▸ **WORK TO DO**
a - In the account of the school investigation below, reproduce the passage from "As it happened, the" to "the principal agreed." word for word.
b - Answer these questions using the account of the school investigation below:
(i) What range of punishment did the principal say was possible?
(ii) Who had told everyone questioned that she used drugs?
(iii) What did the principal announce at day's end about the day spent in the waiting room?
c - Decide whether each statement agrees with the account of the school investigation below, supporting each decision with the relevant words quoted from it:
(i) Her father asked to be called once the punishment was decided.
(ii) Drugs were found.
(iii) She was told that the day of waiting was her in-school suspension.

▸ **TEXT SEGMENT**
━━━━━━━━━━━━━━━━

As it happened, the principal had her sit in another room while she "investigated the facts" by questioning other students. When her father asked what infraction of school policy she was guilty of, the principal didn't know yet. When he asked what her 'punishment' might be he was told it might be anything from an in-school suspension to expulsion she couldn't say yet. Her father asked that he be called and given that information after it was decided and the principal agreed.

It seems that when being teased (bullied) repeatedly for being silly(?) weird(?) the boy suggested she had to be on drugs to act like that. We teach our children not to tattle. We teach them to joke when teased because THEY will stop teasing when they see it doesn't bother you. That's what she did.

She said, "Yes", as contrary as ever.

As far as we know, there were no drugs found. No one had seen her with drugs. No one had seen her take drugs. No one had been given or offered drugs from her. Yet everyone questioned KNEW she used them. They had all been told she did by the same person, the bully.

It must have taken the principal the whole day to "collect" her facts, because as far as Gypsy knew she sat the whole day waiting to answer possible new questions. She was not told this was her in-school suspension. Her father was not called regarding the infraction or reprimand. Nevertheless, at day's end, the principal announced that this day spent in the waiting room would be her punishment -- in other words -- time served.

━━━━━━━━━━━━━━━━

(Coordinate annotation records)
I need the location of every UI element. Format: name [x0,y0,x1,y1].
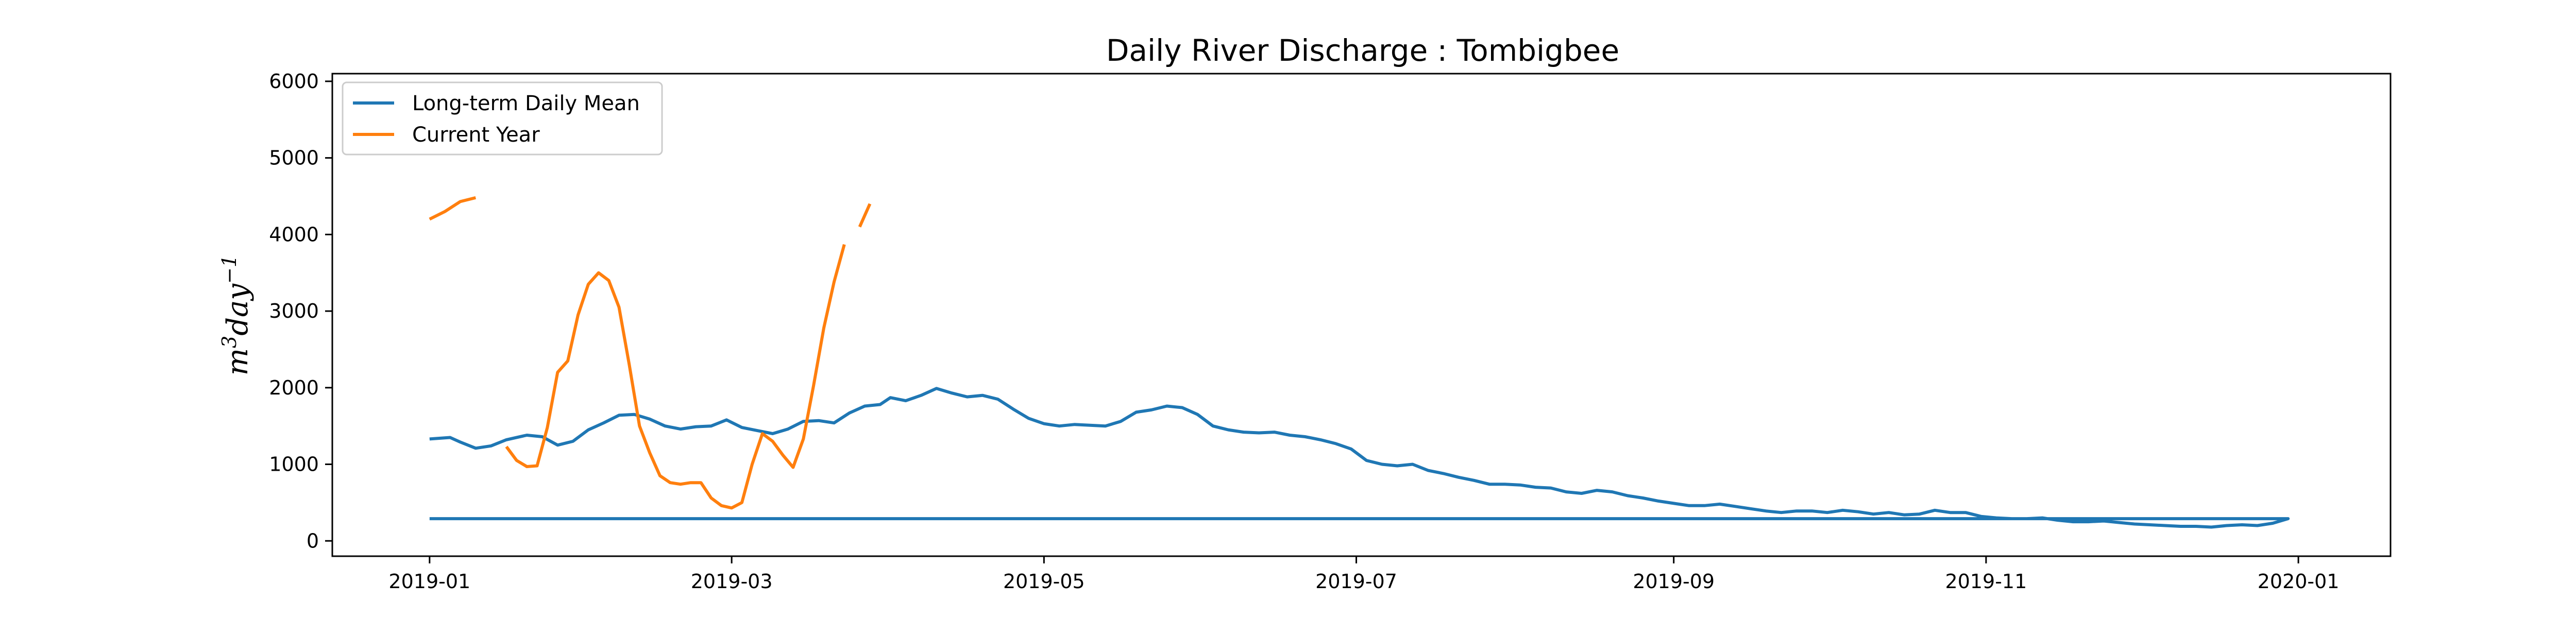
x-tick-label: 2019-05 [1003,570,1085,593]
x-tick-label: 2019-03 [691,570,773,593]
y-tick-label: 6000 [269,70,319,93]
legend-label-current: Current Year [412,123,540,147]
chart-title: Daily River Discharge : Tombigbee [1106,33,1619,68]
legend-label-mean: Long-term Daily Mean [412,92,640,115]
x-tick-label: 2019-09 [1633,570,1715,593]
series-lines [429,196,2290,529]
y-axis: 0 1000 2000 3000 4000 5000 6000 [269,70,332,552]
y-tick-label: 2000 [269,376,319,399]
series-line-1-segment-2 [858,203,872,228]
series-line-0-segment-0 [429,387,2290,529]
x-tick-label: 2019-07 [1315,570,1397,593]
x-tick-label: 2019-01 [388,570,470,593]
y-axis-label-base: m [221,348,255,375]
series-line-1-segment-1 [505,244,846,510]
x-axis: 2019-01 2019-03 2019-05 2019-07 2019-09 2019-… [388,556,2340,593]
y-tick-label: 3000 [269,300,319,322]
x-tick-label: 2019-11 [1945,570,2027,593]
x-tick-label: 2020-01 [2258,570,2340,593]
y-axis-label-exp2: −1 [218,255,241,284]
legend: Long-term Daily Mean Current Year [342,81,663,156]
y-tick-label: 1000 [269,453,319,476]
y-tick-label: 4000 [269,223,319,246]
y-tick-label: 0 [307,529,319,552]
y-tick-label: 5000 [269,147,319,169]
y-axis-label: m3day−1 [218,255,255,375]
legend-box [342,81,663,156]
series-line-1-segment-0 [429,196,477,221]
plot-frame [331,73,2392,557]
y-axis-label-unit: day [221,283,255,336]
y-axis-label-exp1: 3 [218,336,241,348]
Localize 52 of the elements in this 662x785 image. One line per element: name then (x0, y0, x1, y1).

━━━━━━━━━━━━━━━━

▸ **TASK-BY-TASK OUTPUTS**
a -
As it happened, the principal had her sit in another room while she "investigated the facts" by questioning other students. When her father asked what infraction of school policy she was guilty of, the principal didn't know yet. When he asked what her 'punishment' might be he was told it might be anything from an in-school suspension to expulsion she couldn't say yet. Her father asked that he be called and given that information after it was decided and the principal agreed.

b -
(i) Anything from an in-school suspension to expulsion.
(ii) The same person, the bully.
(iii) That the day would be her punishment, in other words, time served.

c -
(i) Yes: "Her father asked that he be called and given that information after it was decided and the principal agreed."
(ii) No: "As far as we know, there were no drugs found."
(iii) No: "She was not told this was her in-school suspension."